= INSTRUCTIONS FOR THE TASK =
Whenever a line below holds the word "text", copy that line.

[Items from a dataset]
#####
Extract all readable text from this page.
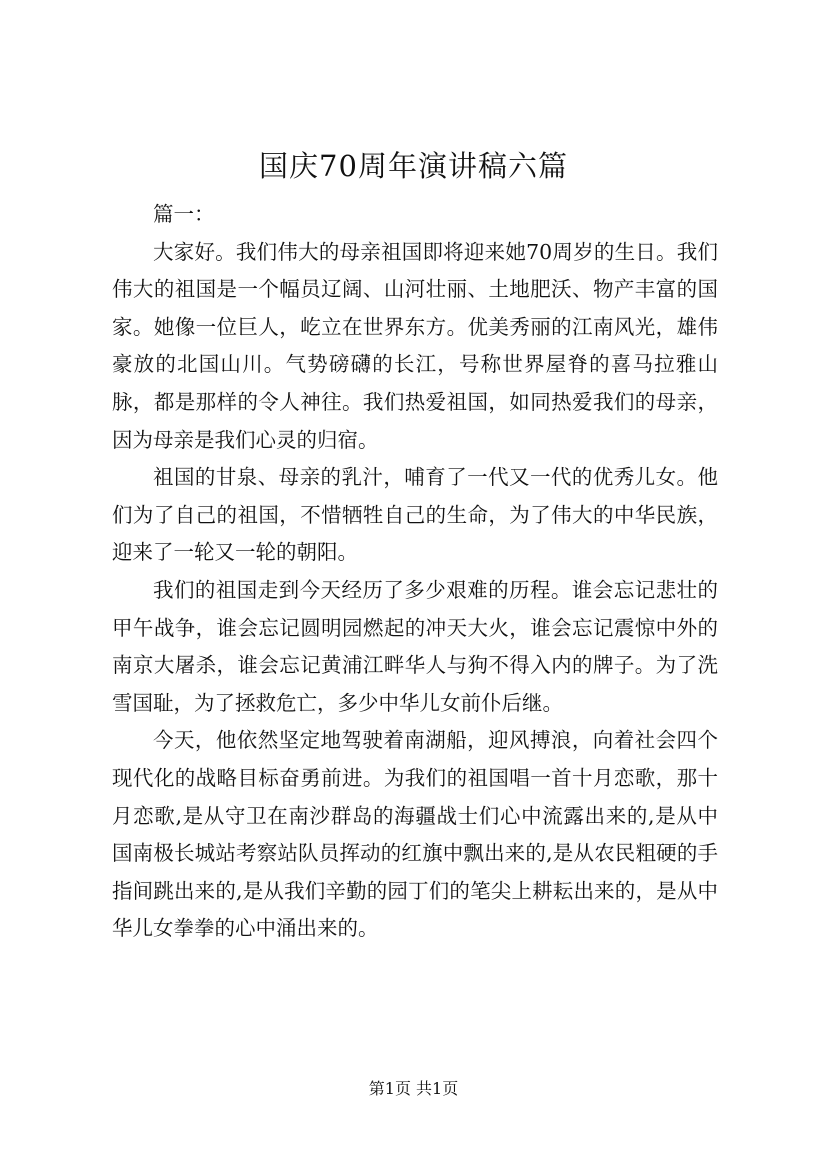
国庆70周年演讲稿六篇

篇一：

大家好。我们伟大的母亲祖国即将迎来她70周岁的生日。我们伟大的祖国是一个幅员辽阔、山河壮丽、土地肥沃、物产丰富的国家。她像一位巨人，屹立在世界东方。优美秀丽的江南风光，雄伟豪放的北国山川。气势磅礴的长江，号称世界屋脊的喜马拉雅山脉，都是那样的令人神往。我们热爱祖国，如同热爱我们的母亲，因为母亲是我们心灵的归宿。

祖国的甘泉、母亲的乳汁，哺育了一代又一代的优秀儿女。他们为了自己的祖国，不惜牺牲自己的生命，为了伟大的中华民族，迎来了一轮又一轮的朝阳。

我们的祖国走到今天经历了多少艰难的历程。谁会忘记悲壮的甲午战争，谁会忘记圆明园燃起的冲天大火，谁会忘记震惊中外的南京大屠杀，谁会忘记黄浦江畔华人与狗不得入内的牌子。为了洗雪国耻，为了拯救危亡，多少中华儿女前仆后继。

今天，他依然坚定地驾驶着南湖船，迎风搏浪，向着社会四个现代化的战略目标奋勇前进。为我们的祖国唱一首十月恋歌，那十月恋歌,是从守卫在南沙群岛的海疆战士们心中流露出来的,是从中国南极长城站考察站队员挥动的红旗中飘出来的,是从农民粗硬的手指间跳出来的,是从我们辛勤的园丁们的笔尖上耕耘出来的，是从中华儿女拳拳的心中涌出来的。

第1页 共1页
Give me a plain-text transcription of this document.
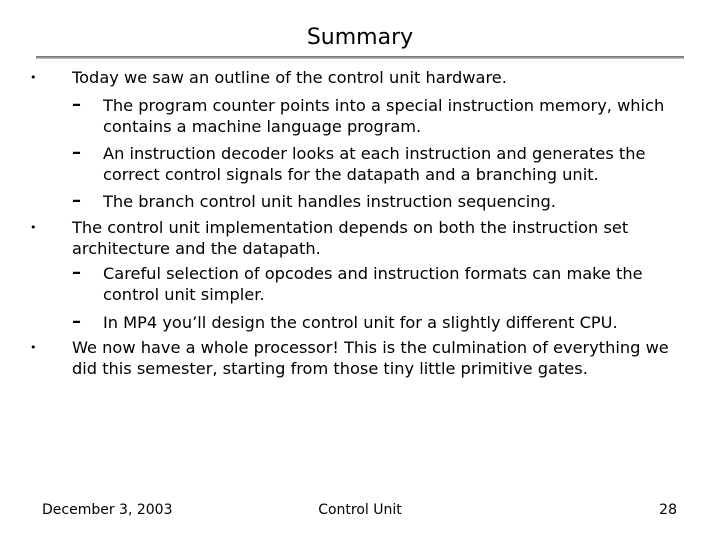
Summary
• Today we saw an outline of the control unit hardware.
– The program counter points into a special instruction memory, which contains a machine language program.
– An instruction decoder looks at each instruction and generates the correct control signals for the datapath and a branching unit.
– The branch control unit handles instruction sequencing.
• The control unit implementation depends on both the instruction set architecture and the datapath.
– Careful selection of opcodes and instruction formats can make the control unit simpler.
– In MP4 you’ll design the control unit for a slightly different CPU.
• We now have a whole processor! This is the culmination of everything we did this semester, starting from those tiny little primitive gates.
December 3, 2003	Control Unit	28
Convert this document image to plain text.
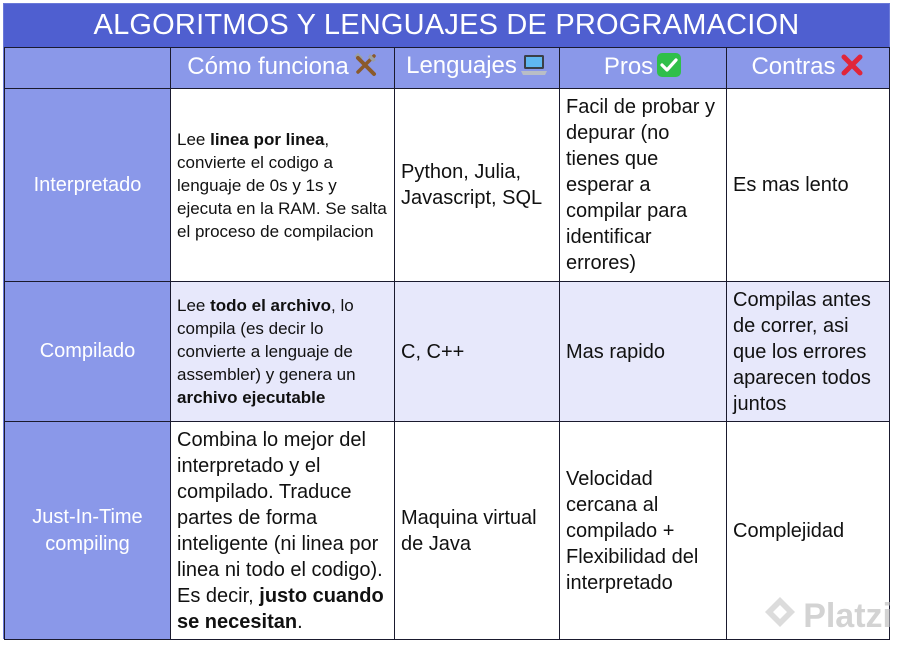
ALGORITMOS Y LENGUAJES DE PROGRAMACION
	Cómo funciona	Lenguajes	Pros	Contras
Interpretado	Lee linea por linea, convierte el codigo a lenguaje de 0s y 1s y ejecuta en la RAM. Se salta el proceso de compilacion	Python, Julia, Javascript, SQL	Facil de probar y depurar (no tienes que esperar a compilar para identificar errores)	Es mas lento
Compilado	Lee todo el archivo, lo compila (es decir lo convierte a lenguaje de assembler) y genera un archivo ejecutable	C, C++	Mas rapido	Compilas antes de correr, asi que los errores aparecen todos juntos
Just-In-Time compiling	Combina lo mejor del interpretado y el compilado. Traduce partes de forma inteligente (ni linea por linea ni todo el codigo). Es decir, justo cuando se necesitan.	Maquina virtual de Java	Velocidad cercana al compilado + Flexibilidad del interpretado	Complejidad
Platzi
#####
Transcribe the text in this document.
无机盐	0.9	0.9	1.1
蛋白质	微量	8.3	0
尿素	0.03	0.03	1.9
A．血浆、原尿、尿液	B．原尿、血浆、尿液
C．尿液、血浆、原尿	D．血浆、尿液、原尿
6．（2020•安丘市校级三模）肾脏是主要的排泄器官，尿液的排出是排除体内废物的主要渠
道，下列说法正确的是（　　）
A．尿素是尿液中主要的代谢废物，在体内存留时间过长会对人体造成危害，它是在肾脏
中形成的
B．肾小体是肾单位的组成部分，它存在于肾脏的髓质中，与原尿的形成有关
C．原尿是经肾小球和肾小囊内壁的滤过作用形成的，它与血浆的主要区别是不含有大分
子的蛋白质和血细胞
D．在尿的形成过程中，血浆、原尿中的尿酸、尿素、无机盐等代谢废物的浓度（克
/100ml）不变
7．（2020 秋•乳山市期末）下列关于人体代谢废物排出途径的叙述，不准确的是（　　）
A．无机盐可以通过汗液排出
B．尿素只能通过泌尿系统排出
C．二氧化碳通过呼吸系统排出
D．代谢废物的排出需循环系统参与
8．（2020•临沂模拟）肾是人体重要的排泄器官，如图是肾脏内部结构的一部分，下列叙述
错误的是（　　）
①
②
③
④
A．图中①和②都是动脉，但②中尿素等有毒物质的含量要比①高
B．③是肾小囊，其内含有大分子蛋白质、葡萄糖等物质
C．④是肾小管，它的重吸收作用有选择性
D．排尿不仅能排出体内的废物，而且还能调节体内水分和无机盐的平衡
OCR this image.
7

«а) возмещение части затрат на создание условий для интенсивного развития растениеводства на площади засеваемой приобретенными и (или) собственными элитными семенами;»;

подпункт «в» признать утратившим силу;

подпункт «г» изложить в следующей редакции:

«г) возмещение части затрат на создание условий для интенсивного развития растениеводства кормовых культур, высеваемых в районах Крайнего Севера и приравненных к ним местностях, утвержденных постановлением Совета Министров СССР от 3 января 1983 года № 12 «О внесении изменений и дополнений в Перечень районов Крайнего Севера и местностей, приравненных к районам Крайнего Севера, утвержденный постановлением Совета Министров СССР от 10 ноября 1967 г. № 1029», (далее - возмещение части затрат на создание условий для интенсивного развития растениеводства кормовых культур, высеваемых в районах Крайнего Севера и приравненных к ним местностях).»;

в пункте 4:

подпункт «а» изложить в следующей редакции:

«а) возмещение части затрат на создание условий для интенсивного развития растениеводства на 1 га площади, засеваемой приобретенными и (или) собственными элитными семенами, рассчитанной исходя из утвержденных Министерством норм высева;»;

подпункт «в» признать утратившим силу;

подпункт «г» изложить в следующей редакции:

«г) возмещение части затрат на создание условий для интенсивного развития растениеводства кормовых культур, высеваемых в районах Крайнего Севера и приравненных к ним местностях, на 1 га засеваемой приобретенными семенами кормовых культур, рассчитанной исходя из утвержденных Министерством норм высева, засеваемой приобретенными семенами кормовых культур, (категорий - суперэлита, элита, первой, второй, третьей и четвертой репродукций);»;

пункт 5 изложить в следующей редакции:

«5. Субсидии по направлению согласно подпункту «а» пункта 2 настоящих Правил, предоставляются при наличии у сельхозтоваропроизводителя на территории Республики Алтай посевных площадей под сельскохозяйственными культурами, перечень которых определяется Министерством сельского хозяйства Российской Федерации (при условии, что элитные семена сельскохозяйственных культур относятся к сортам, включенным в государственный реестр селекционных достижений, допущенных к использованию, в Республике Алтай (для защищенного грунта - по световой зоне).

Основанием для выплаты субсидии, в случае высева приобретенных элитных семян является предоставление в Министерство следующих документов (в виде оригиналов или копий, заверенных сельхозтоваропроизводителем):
#####
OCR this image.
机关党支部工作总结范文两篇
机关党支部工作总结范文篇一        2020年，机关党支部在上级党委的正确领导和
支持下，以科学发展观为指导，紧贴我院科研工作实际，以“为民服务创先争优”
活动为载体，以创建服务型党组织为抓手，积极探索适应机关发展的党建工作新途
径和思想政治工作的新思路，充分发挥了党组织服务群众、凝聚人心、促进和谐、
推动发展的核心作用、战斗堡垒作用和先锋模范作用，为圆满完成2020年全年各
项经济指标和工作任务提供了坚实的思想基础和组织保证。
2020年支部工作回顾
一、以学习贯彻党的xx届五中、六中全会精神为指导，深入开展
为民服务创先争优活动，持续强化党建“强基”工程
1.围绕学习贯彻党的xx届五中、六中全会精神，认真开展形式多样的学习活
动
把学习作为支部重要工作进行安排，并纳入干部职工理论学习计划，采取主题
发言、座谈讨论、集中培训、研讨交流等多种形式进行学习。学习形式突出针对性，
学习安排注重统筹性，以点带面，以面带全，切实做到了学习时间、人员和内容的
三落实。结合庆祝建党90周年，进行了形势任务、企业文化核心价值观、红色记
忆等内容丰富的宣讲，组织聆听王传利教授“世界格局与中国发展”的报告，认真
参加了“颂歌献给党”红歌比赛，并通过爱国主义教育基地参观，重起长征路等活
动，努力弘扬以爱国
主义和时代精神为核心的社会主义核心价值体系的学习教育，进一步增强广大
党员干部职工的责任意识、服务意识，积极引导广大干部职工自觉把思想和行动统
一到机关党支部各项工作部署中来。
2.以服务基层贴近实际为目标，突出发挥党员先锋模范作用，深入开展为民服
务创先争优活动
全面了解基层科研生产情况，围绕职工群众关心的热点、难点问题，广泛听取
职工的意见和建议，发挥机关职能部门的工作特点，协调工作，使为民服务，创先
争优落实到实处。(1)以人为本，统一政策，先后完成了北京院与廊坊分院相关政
#####
= THE OUTPUT =
Extract all readable text from this page.
Give me a plain-text transcription of this document.
Convert this document image to plain text.
Transcribe the text in this document.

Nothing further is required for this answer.